- **DO THIS**
Copy out the lines that include the word "JSON".

-- START --

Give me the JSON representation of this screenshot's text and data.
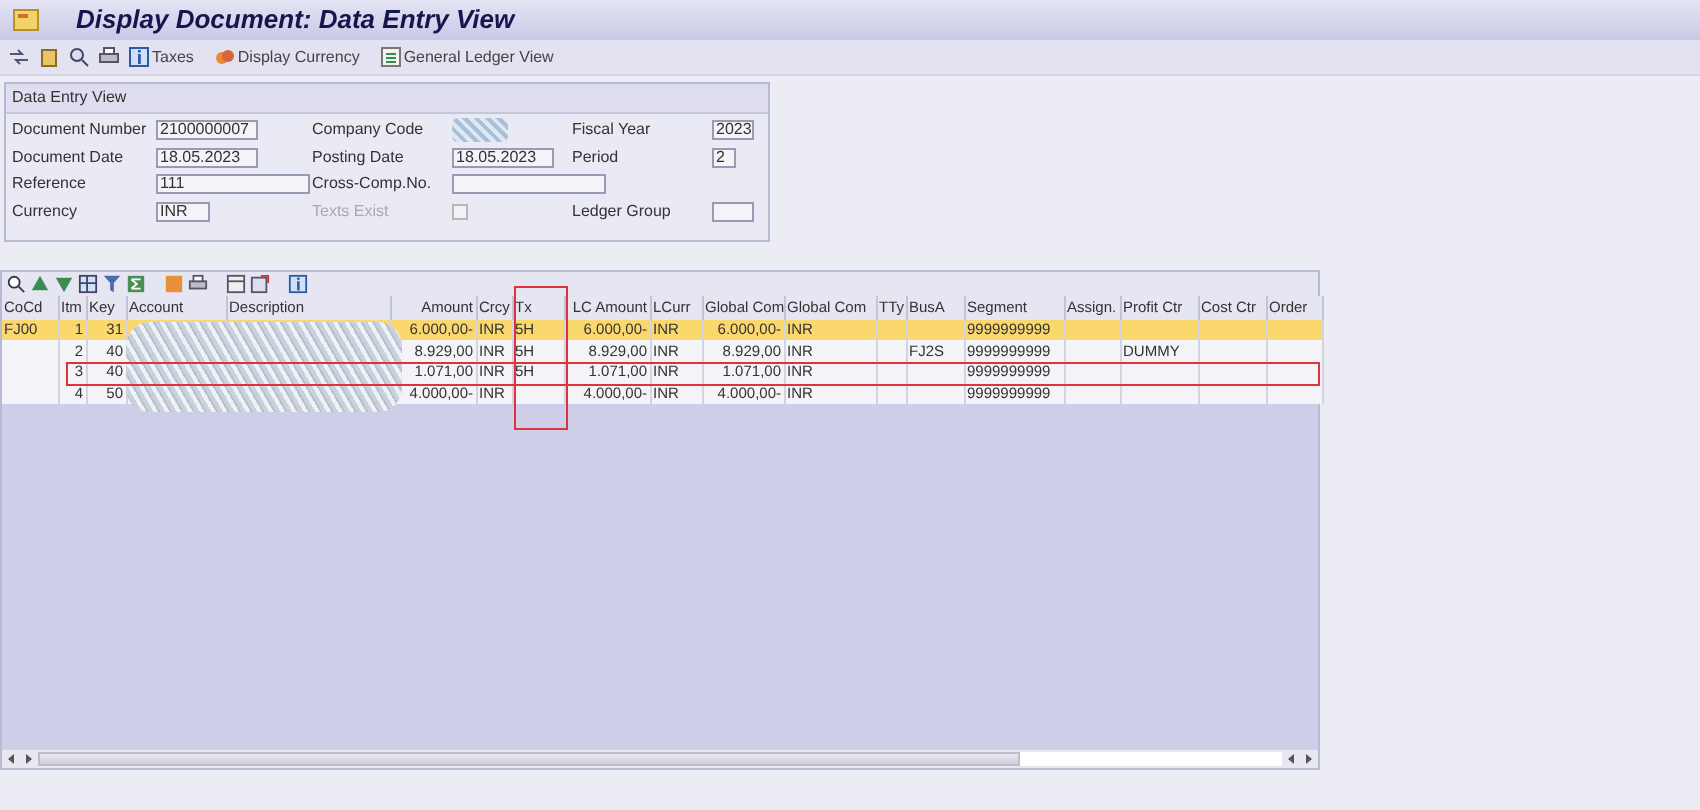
{
  "window": {
    "title": "Display Document: Data Entry View"
  },
  "toolbar": [
    {
      "kind": "icon"
    },
    {
      "kind": "icon"
    },
    {
      "kind": "icon"
    },
    {
      "kind": "icon"
    },
    {
      "kind": "button",
      "label": "Taxes"
    },
    {
      "kind": "button",
      "label": "Display Currency"
    },
    {
      "kind": "button",
      "label": "General Ledger View"
    }
  ],
  "header": {
    "title": "Data Entry View",
    "rows": [
      [
        {
          "label": "Document Number",
          "kind": "field",
          "value": "2100000007"
        },
        {
          "label": "Company Code",
          "kind": "redacted"
        },
        {
          "label": "Fiscal Year",
          "kind": "field",
          "value": "2023"
        }
      ],
      [
        {
          "label": "Document Date",
          "kind": "field",
          "value": "18.05.2023"
        },
        {
          "label": "Posting Date",
          "kind": "field",
          "value": "18.05.2023"
        },
        {
          "label": "Period",
          "kind": "field",
          "value": "2"
        }
      ],
      [
        {
          "label": "Reference",
          "kind": "field",
          "value": "111"
        },
        {
          "label": "Cross-Comp.No.",
          "kind": "field"
        }
      ],
      [
        {
          "label": "Currency",
          "kind": "field",
          "value": "INR"
        },
        {
          "label": "Texts Exist",
          "kind": "checkbox",
          "disabled": true,
          "checked": false
        },
        {
          "label": "Ledger Group",
          "kind": "field"
        }
      ]
    ]
  },
  "grid": {
    "columns": [
      {
        "label": "CoCd",
        "framed": false
      },
      {
        "label": "Itm",
        "framed": false
      },
      {
        "label": "Key",
        "framed": false
      },
      {
        "label": "Account",
        "framed": false
      },
      {
        "label": "Description",
        "framed": false
      },
      {
        "label": "Amount",
        "framed": false
      },
      {
        "label": "Crcy",
        "framed": false
      },
      {
        "label": "Tx",
        "framed": true
      },
      {
        "label": "LC Amount",
        "framed": false
      },
      {
        "label": "LCurr",
        "framed": false
      },
      {
        "label": "Global Com",
        "framed": false
      },
      {
        "label": "Global Com",
        "framed": false
      },
      {
        "label": "TTy",
        "framed": false
      },
      {
        "label": "BusA",
        "framed": false
      },
      {
        "label": "Segment",
        "framed": false
      },
      {
        "label": "Assign.",
        "framed": false
      },
      {
        "label": "Profit Ctr",
        "framed": false
      },
      {
        "label": "Cost Ctr",
        "framed": false
      },
      {
        "label": "Order",
        "framed": false
      }
    ],
    "rows": [
      {
        "selected": true,
        "framed": false,
        "cells": [
          "FJ00",
          "1",
          "31",
          null,
          null,
          "6.000,00-",
          "INR",
          "5H",
          "6.000,00-",
          "INR",
          "6.000,00-",
          "INR",
          null,
          null,
          "9999999999",
          null,
          null,
          null,
          null
        ]
      },
      {
        "selected": false,
        "framed": false,
        "cells": [
          null,
          "2",
          "40",
          null,
          null,
          "8.929,00",
          "INR",
          "5H",
          "8.929,00",
          "INR",
          "8.929,00",
          "INR",
          null,
          "FJ2S",
          "9999999999",
          null,
          "DUMMY",
          null,
          null
        ]
      },
      {
        "selected": false,
        "framed": true,
        "cells": [
          null,
          "3",
          "40",
          null,
          null,
          "1.071,00",
          "INR",
          "5H",
          "1.071,00",
          "INR",
          "1.071,00",
          "INR",
          null,
          null,
          "9999999999",
          null,
          null,
          null,
          null
        ]
      },
      {
        "selected": false,
        "framed": false,
        "cells": [
          null,
          "4",
          "50",
          null,
          null,
          "4.000,00-",
          "INR",
          null,
          "4.000,00-",
          "INR",
          "4.000,00-",
          "INR",
          null,
          null,
          "9999999999",
          null,
          null,
          null,
          null
        ]
      }
    ]
  }
}
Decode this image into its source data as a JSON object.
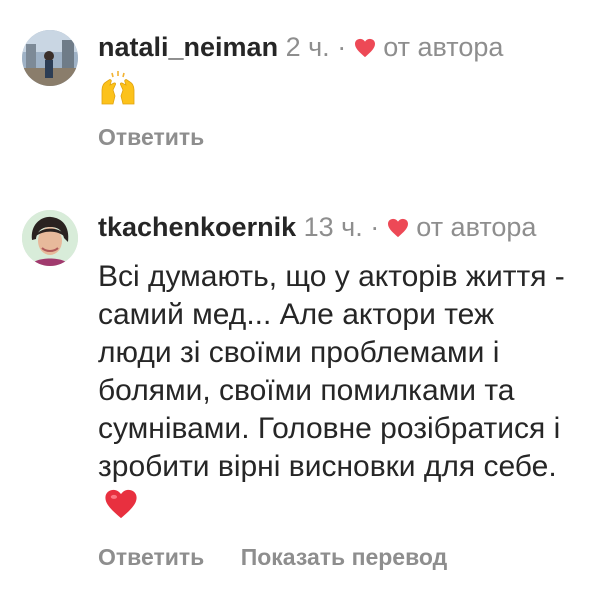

-- END --

- **RESPONSE**
Give me the JSON representation of this screenshot's text and data.
Decode this image into its source data as a JSON object.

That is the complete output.